* _Data excerpts_:
********
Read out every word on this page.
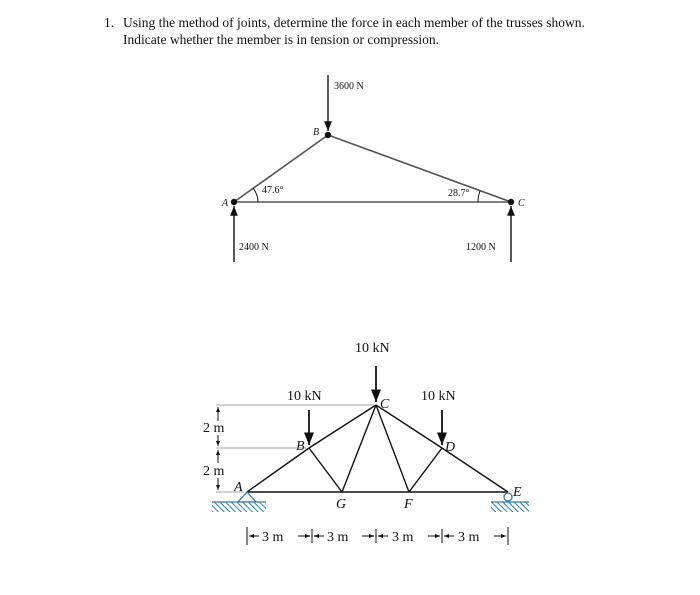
1. Using the method of joints, determine the force in each member of the trusses shown.
Indicate whether the member is in tension or compression.
A
B
C
3600 N
47.6°	28.7°
2400 N	1200 N
10 kN
10 kN	10 kN
A
B
C
D
E
F
G
2 m
2 m
3 m	3 m	3 m	3 m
********
* _GIVEN REQUEST_: Copy the records word for word, leaving no picture in the copy.

* _REPLY TO THE TASK_:
Read out every word on this page.
1. Using the method of joints, determine the force in each member of the trusses shown.
Indicate whether the member is in tension or compression.
A
B
C
3600 N
47.6°	28.7°
2400 N	1200 N
10 kN
10 kN	10 kN
A
B
C
D
E
F
G
2 m
2 m
3 m	3 m	3 m	3 m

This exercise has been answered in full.